(Saved entries)
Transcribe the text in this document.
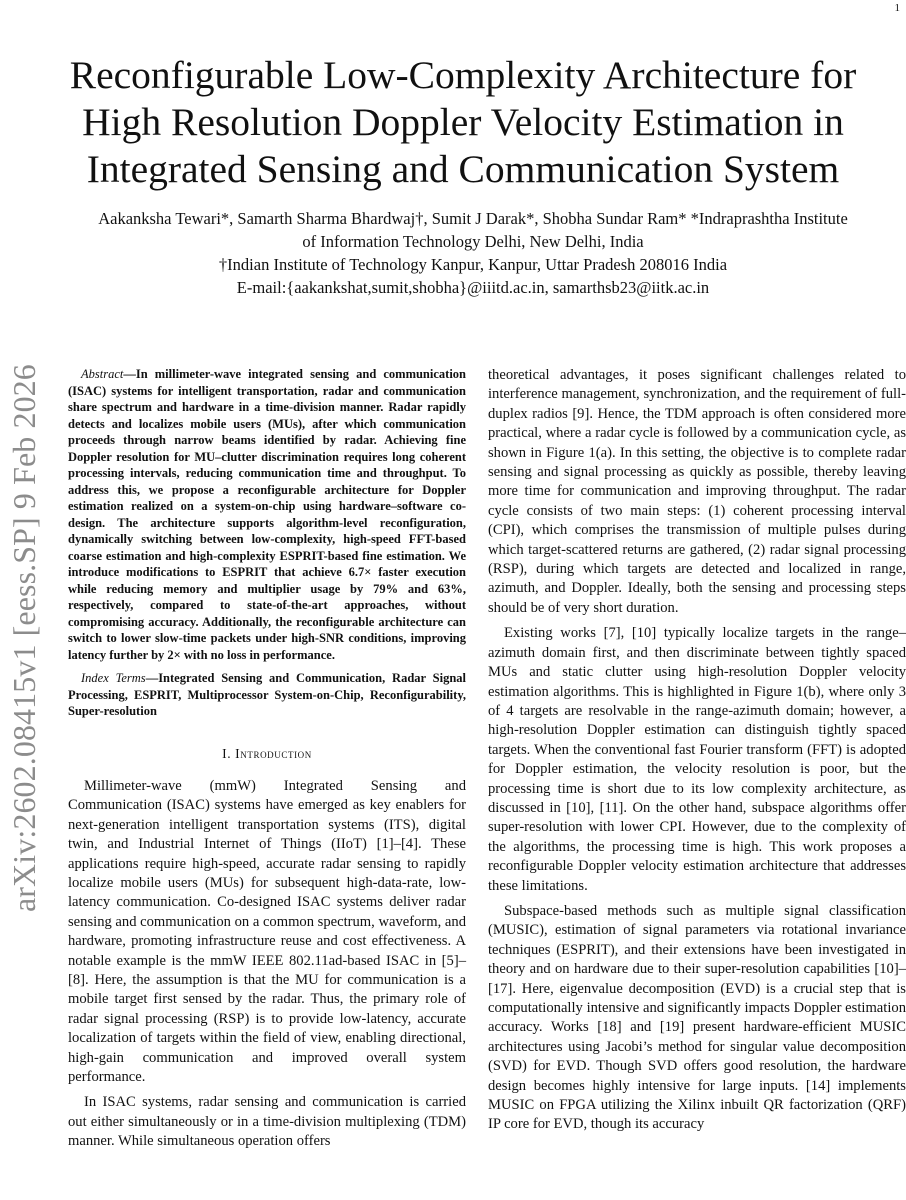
1
arXiv:2602.08415v1 [eess.SP] 9 Feb 2026
Reconfigurable Low-Complexity Architecture for
High Resolution Doppler Velocity Estimation in
Integrated Sensing and Communication System
Aakanksha Tewari*, Samarth Sharma Bhardwaj†, Sumit J Darak*, Shobha Sundar Ram* *Indraprashtha Institute
of Information Technology Delhi, New Delhi, India
†Indian Institute of Technology Kanpur, Kanpur, Uttar Pradesh 208016 India
E-mail:{aakankshat,sumit,shobha}@iiitd.ac.in, samarthsb23@iitk.ac.in

Abstract—In millimeter-wave integrated sensing and communication (ISAC) systems for intelligent transportation, radar and communication share spectrum and hardware in a time-division manner. Radar rapidly detects and localizes mobile users (MUs), after which communication proceeds through narrow beams identified by radar. Achieving fine Doppler resolution for MU–clutter discrimination requires long coherent processing intervals, reducing communication time and throughput. To address this, we propose a reconfigurable architecture for Doppler estimation realized on a system-on-chip using hardware–software co-design. The architecture supports algorithm-level reconfiguration, dynamically switching between low-complexity, high-speed FFT-based coarse estimation and high-complexity ESPRIT-based fine estimation. We introduce modifications to ESPRIT that achieve 6.7× faster execution while reducing memory and multiplier usage by 79% and 63%, respectively, compared to state-of-the-art approaches, without compromising accuracy. Additionally, the reconfigurable architecture can switch to lower slow-time packets under high-SNR conditions, improving latency further by 2× with no loss in performance.

Index Terms—Integrated Sensing and Communication, Radar Signal Processing, ESPRIT, Multiprocessor System-on-Chip, Reconfigurability, Super-resolution

I. Introduction

Millimeter-wave (mmW) Integrated Sensing and Communication (ISAC) systems have emerged as key enablers for next-generation intelligent transportation systems (ITS), digital twin, and Industrial Internet of Things (IIoT) [1]–[4]. These applications require high-speed, accurate radar sensing to rapidly localize mobile users (MUs) for subsequent high-data-rate, low-latency communication. Co-designed ISAC systems deliver radar sensing and communication on a common spectrum, waveform, and hardware, promoting infrastructure reuse and cost effectiveness. A notable example is the mmW IEEE 802.11ad-based ISAC in [5]–[8]. Here, the assumption is that the MU for communication is a mobile target first sensed by the radar. Thus, the primary role of radar signal processing (RSP) is to provide low-latency, accurate localization of targets within the field of view, enabling directional, high-gain communication and improved overall system performance.

In ISAC systems, radar sensing and communication is carried out either simultaneously or in a time-division multiplexing (TDM) manner. While simultaneous operation offers

theoretical advantages, it poses significant challenges related to interference management, synchronization, and the requirement of full-duplex radios [9]. Hence, the TDM approach is often considered more practical, where a radar cycle is followed by a communication cycle, as shown in Figure 1(a). In this setting, the objective is to complete radar sensing and signal processing as quickly as possible, thereby leaving more time for communication and improving throughput. The radar cycle consists of two main steps: (1) coherent processing interval (CPI), which comprises the transmission of multiple pulses during which target-scattered returns are gathered, (2) radar signal processing (RSP), during which targets are detected and localized in range, azimuth, and Doppler. Ideally, both the sensing and processing steps should be of very short duration.

Existing works [7], [10] typically localize targets in the range–azimuth domain first, and then discriminate between tightly spaced MUs and static clutter using high-resolution Doppler velocity estimation algorithms. This is highlighted in Figure 1(b), where only 3 of 4 targets are resolvable in the range-azimuth domain; however, a high-resolution Doppler estimation can distinguish tightly spaced targets. When the conventional fast Fourier transform (FFT) is adopted for Doppler estimation, the velocity resolution is poor, but the processing time is short due to its low complexity architecture, as discussed in [10], [11]. On the other hand, subspace algorithms offer super-resolution with lower CPI. However, due to the complexity of the algorithms, the processing time is high. This work proposes a reconfigurable Doppler velocity estimation architecture that addresses these limitations.

Subspace-based methods such as multiple signal classification (MUSIC), estimation of signal parameters via rotational invariance techniques (ESPRIT), and their extensions have been investigated in theory and on hardware due to their super-resolution capabilities [10]–[17]. Here, eigenvalue decomposition (EVD) is a crucial step that is computationally intensive and significantly impacts Doppler estimation accuracy. Works [18] and [19] present hardware-efficient MUSIC architectures using Jacobi’s method for singular value decomposition (SVD) for EVD. Though SVD offers good resolution, the hardware design becomes highly intensive for large inputs. [14] implements MUSIC on FPGA utilizing the Xilinx inbuilt QR factorization (QRF) IP core for EVD, though its accuracy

■ **Aim**:
Produce an exact copy of each line of data, skipping embedded images.

■ **Reply**:
Transcribe the text in this document.
1
arXiv:2602.08415v1 [eess.SP] 9 Feb 2026
Reconfigurable Low-Complexity Architecture for
High Resolution Doppler Velocity Estimation in
Integrated Sensing and Communication System
Aakanksha Tewari*, Samarth Sharma Bhardwaj†, Sumit J Darak*, Shobha Sundar Ram* *Indraprashtha Institute
of Information Technology Delhi, New Delhi, India
†Indian Institute of Technology Kanpur, Kanpur, Uttar Pradesh 208016 India
E-mail:{aakankshat,sumit,shobha}@iiitd.ac.in, samarthsb23@iitk.ac.in

Abstract—In millimeter-wave integrated sensing and communication (ISAC) systems for intelligent transportation, radar and communication share spectrum and hardware in a time-division manner. Radar rapidly detects and localizes mobile users (MUs), after which communication proceeds through narrow beams identified by radar. Achieving fine Doppler resolution for MU–clutter discrimination requires long coherent processing intervals, reducing communication time and throughput. To address this, we propose a reconfigurable architecture for Doppler estimation realized on a system-on-chip using hardware–software co-design. The architecture supports algorithm-level reconfiguration, dynamically switching between low-complexity, high-speed FFT-based coarse estimation and high-complexity ESPRIT-based fine estimation. We introduce modifications to ESPRIT that achieve 6.7× faster execution while reducing memory and multiplier usage by 79% and 63%, respectively, compared to state-of-the-art approaches, without compromising accuracy. Additionally, the reconfigurable architecture can switch to lower slow-time packets under high-SNR conditions, improving latency further by 2× with no loss in performance.

Index Terms—Integrated Sensing and Communication, Radar Signal Processing, ESPRIT, Multiprocessor System-on-Chip, Reconfigurability, Super-resolution

I. Introduction

Millimeter-wave (mmW) Integrated Sensing and Communication (ISAC) systems have emerged as key enablers for next-generation intelligent transportation systems (ITS), digital twin, and Industrial Internet of Things (IIoT) [1]–[4]. These applications require high-speed, accurate radar sensing to rapidly localize mobile users (MUs) for subsequent high-data-rate, low-latency communication. Co-designed ISAC systems deliver radar sensing and communication on a common spectrum, waveform, and hardware, promoting infrastructure reuse and cost effectiveness. A notable example is the mmW IEEE 802.11ad-based ISAC in [5]–[8]. Here, the assumption is that the MU for communication is a mobile target first sensed by the radar. Thus, the primary role of radar signal processing (RSP) is to provide low-latency, accurate localization of targets within the field of view, enabling directional, high-gain communication and improved overall system performance.

In ISAC systems, radar sensing and communication is carried out either simultaneously or in a time-division multiplexing (TDM) manner. While simultaneous operation offers

theoretical advantages, it poses significant challenges related to interference management, synchronization, and the requirement of full-duplex radios [9]. Hence, the TDM approach is often considered more practical, where a radar cycle is followed by a communication cycle, as shown in Figure 1(a). In this setting, the objective is to complete radar sensing and signal processing as quickly as possible, thereby leaving more time for communication and improving throughput. The radar cycle consists of two main steps: (1) coherent processing interval (CPI), which comprises the transmission of multiple pulses during which target-scattered returns are gathered, (2) radar signal processing (RSP), during which targets are detected and localized in range, azimuth, and Doppler. Ideally, both the sensing and processing steps should be of very short duration.

Existing works [7], [10] typically localize targets in the range–azimuth domain first, and then discriminate between tightly spaced MUs and static clutter using high-resolution Doppler velocity estimation algorithms. This is highlighted in Figure 1(b), where only 3 of 4 targets are resolvable in the range-azimuth domain; however, a high-resolution Doppler estimation can distinguish tightly spaced targets. When the conventional fast Fourier transform (FFT) is adopted for Doppler estimation, the velocity resolution is poor, but the processing time is short due to its low complexity architecture, as discussed in [10], [11]. On the other hand, subspace algorithms offer super-resolution with lower CPI. However, due to the complexity of the algorithms, the processing time is high. This work proposes a reconfigurable Doppler velocity estimation architecture that addresses these limitations.

Subspace-based methods such as multiple signal classification (MUSIC), estimation of signal parameters via rotational invariance techniques (ESPRIT), and their extensions have been investigated in theory and on hardware due to their super-resolution capabilities [10]–[17]. Here, eigenvalue decomposition (EVD) is a crucial step that is computationally intensive and significantly impacts Doppler estimation accuracy. Works [18] and [19] present hardware-efficient MUSIC architectures using Jacobi’s method for singular value decomposition (SVD) for EVD. Though SVD offers good resolution, the hardware design becomes highly intensive for large inputs. [14] implements MUSIC on FPGA utilizing the Xilinx inbuilt QR factorization (QRF) IP core for EVD, though its accuracy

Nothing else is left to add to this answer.